(Stored records)
☆ ☆ ☆

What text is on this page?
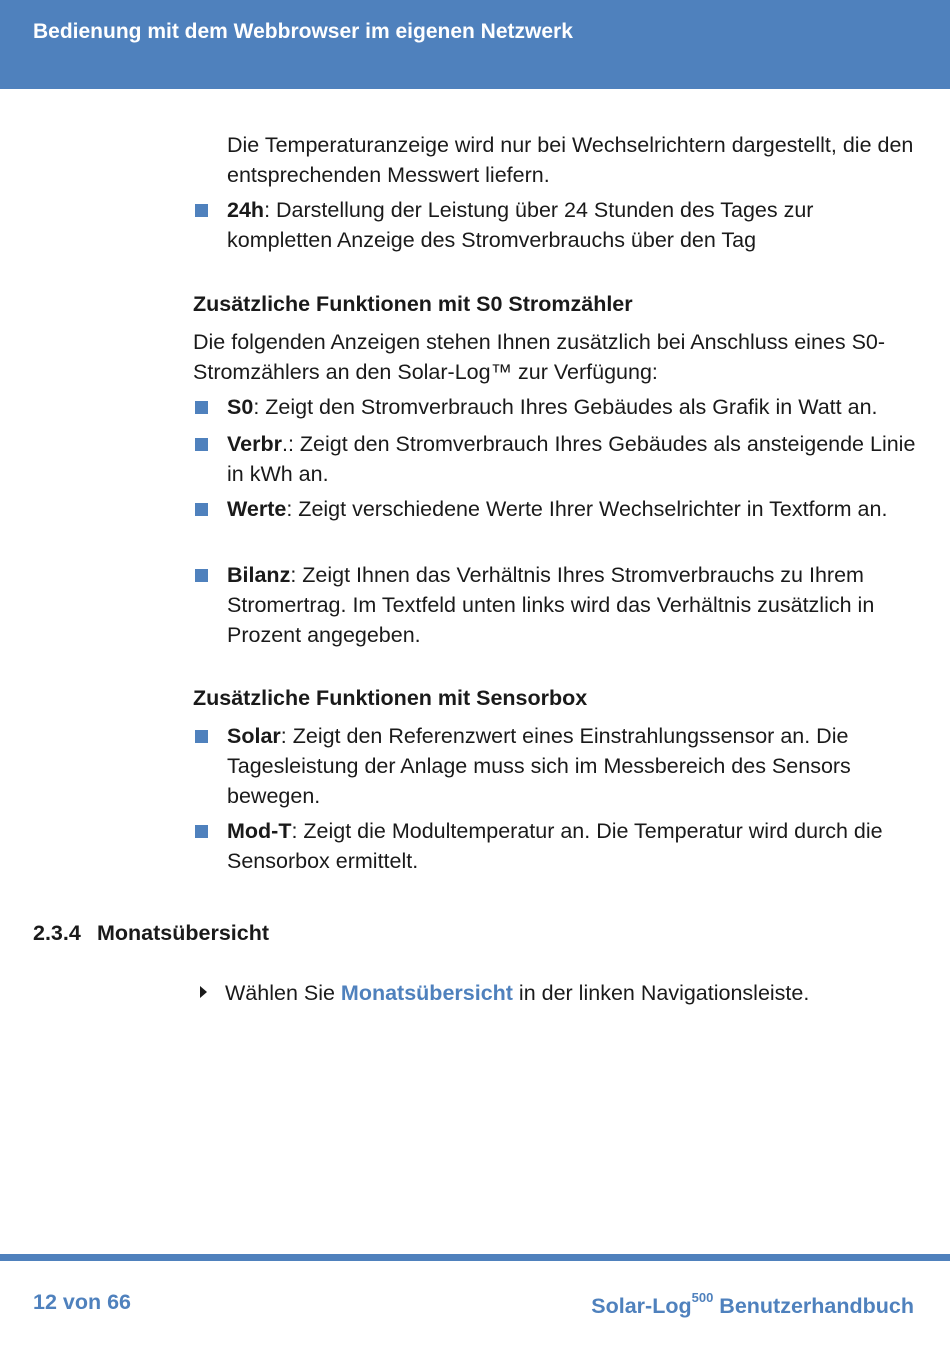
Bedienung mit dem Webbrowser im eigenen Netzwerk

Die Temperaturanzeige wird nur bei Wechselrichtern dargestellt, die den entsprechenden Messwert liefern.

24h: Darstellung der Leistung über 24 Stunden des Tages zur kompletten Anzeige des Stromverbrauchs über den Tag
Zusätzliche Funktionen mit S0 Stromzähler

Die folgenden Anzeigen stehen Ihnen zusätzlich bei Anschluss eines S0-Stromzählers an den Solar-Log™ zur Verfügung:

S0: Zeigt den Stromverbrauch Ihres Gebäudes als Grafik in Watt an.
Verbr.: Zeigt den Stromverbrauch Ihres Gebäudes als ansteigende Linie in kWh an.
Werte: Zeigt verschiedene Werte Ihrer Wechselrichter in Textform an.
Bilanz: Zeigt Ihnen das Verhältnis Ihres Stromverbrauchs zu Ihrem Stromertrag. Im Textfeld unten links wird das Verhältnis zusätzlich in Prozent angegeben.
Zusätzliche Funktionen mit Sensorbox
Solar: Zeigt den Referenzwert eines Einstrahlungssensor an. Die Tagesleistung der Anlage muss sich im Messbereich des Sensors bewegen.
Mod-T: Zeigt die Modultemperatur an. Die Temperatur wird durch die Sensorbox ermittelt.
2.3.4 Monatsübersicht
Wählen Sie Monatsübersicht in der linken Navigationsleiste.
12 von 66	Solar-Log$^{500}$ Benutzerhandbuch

☆ ☆ ☆

• REQUIRED WORK
Return the records exactly. Don't carry the pictures over.

• RESULT FOR THIS TASK
What text is on this page?
Bedienung mit dem Webbrowser im eigenen Netzwerk

Die Temperaturanzeige wird nur bei Wechselrichtern dargestellt, die den entsprechenden Messwert liefern.

24h: Darstellung der Leistung über 24 Stunden des Tages zur kompletten Anzeige des Stromverbrauchs über den Tag
Zusätzliche Funktionen mit S0 Stromzähler

Die folgenden Anzeigen stehen Ihnen zusätzlich bei Anschluss eines S0-Stromzählers an den Solar-Log™ zur Verfügung:

S0: Zeigt den Stromverbrauch Ihres Gebäudes als Grafik in Watt an.
Verbr.: Zeigt den Stromverbrauch Ihres Gebäudes als ansteigende Linie in kWh an.
Werte: Zeigt verschiedene Werte Ihrer Wechselrichter in Textform an.
Bilanz: Zeigt Ihnen das Verhältnis Ihres Stromverbrauchs zu Ihrem Stromertrag. Im Textfeld unten links wird das Verhältnis zusätzlich in Prozent angegeben.
Zusätzliche Funktionen mit Sensorbox
Solar: Zeigt den Referenzwert eines Einstrahlungssensor an. Die Tagesleistung der Anlage muss sich im Messbereich des Sensors bewegen.
Mod-T: Zeigt die Modultemperatur an. Die Temperatur wird durch die Sensorbox ermittelt.
2.3.4 Monatsübersicht
Wählen Sie Monatsübersicht in der linken Navigationsleiste.
12 von 66	Solar-Log$^{500}$ Benutzerhandbuch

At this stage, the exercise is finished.